YOUR TASK
Below are records. Copy every line with "Fjärrvärme" in it.

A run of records
[START]

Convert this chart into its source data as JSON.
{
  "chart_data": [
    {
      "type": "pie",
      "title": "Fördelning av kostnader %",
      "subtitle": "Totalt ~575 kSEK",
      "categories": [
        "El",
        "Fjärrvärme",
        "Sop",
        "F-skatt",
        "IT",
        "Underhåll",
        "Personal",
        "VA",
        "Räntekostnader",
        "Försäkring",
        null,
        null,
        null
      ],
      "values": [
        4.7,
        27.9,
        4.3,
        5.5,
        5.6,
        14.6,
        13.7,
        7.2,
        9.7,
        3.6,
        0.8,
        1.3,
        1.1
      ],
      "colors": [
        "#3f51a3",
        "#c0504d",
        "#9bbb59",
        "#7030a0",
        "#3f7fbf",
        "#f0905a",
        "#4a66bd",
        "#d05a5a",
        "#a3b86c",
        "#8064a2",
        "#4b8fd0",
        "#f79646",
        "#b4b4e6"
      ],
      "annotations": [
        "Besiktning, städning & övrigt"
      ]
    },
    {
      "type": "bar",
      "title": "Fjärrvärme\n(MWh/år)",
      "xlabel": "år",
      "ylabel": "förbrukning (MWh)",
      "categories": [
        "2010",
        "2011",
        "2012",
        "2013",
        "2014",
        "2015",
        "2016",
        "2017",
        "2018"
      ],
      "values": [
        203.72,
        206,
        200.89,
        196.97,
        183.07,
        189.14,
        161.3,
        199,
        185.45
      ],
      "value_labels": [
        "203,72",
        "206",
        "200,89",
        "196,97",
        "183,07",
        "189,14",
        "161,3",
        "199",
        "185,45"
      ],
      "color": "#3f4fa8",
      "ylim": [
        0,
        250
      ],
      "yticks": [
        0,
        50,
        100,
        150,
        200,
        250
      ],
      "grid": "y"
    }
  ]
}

[END]

ANSWER TO THE PROBLEM
        "Fjärrvärme",
      "title": "Fjärrvärme\n(MWh/år)",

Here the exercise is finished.